## EXERCISE AIM
Count the lines below that contain the word "Claire" and give only that number.

• • •

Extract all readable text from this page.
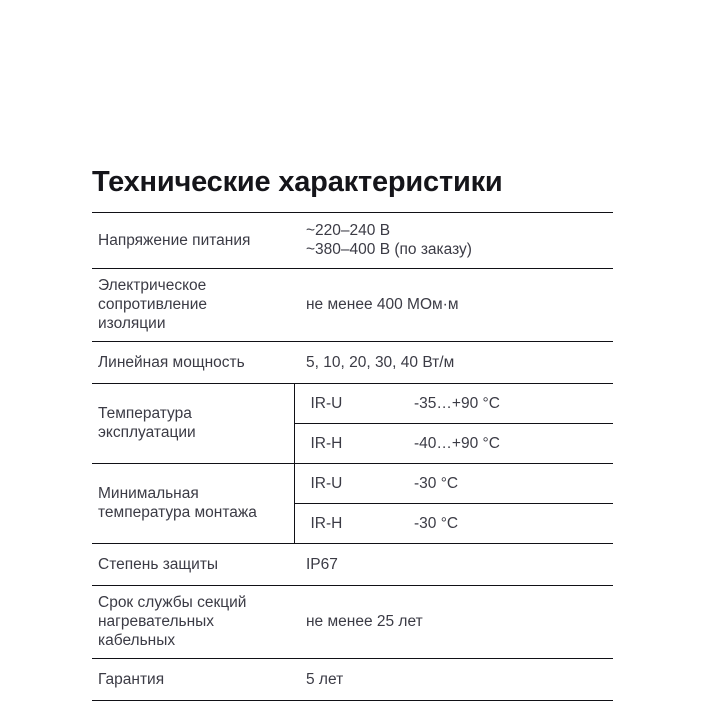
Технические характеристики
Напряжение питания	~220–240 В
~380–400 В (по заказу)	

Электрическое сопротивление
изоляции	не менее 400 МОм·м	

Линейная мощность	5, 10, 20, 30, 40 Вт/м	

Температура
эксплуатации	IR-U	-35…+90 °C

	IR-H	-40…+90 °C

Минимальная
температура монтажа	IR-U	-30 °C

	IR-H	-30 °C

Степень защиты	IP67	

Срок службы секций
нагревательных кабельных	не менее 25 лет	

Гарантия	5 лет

• • •

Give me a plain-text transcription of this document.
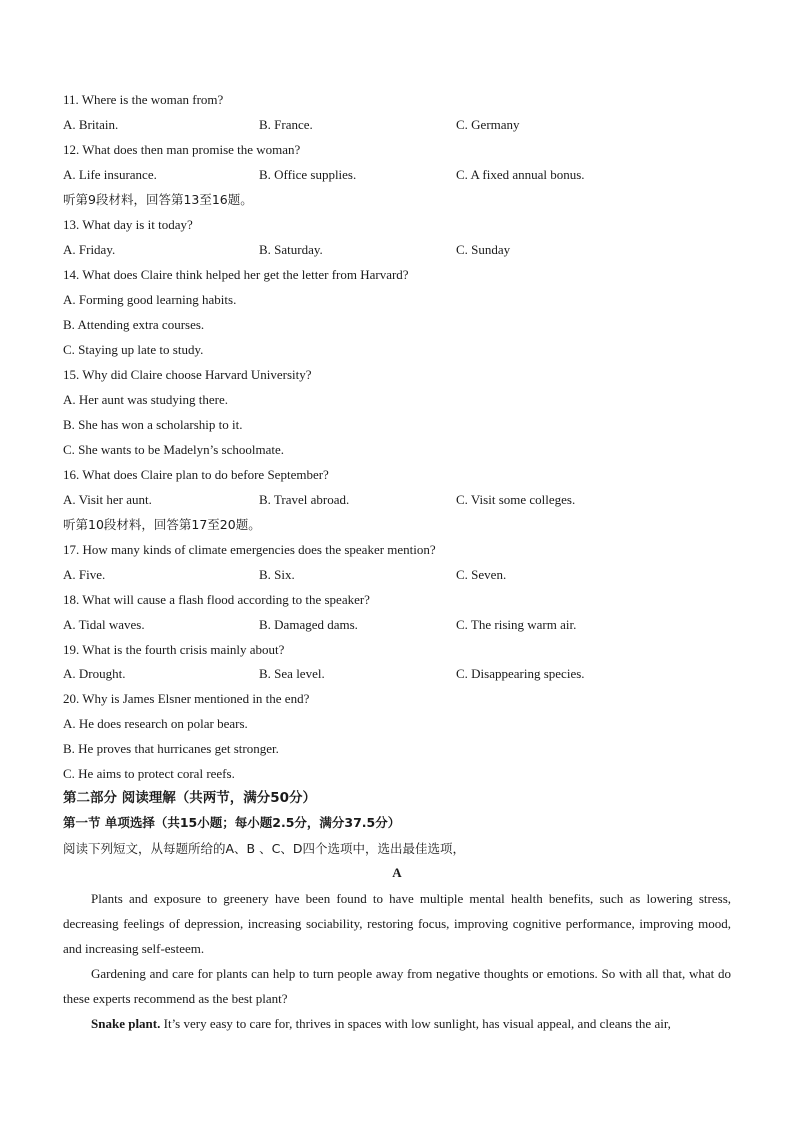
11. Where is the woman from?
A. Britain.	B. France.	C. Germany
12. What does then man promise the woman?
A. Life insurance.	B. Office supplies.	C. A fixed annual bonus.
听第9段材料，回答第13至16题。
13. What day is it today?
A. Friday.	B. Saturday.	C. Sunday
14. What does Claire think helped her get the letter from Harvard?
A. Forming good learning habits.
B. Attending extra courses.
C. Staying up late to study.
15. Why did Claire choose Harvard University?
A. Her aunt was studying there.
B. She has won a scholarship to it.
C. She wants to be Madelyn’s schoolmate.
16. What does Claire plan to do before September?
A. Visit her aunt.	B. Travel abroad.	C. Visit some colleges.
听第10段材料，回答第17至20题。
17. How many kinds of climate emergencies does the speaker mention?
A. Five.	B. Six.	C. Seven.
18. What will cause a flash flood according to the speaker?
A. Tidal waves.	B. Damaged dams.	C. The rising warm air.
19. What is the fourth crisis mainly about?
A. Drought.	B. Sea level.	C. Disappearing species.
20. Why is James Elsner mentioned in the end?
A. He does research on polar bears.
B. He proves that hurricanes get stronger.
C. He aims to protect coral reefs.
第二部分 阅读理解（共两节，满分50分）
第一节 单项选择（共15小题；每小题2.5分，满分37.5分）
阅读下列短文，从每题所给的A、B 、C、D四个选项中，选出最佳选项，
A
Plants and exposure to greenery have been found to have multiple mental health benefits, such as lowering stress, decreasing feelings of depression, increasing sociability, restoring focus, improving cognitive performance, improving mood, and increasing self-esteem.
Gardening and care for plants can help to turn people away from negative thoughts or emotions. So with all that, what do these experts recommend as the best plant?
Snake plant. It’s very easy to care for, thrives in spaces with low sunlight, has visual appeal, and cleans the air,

• • •

## COMPLETE RESPONSE
3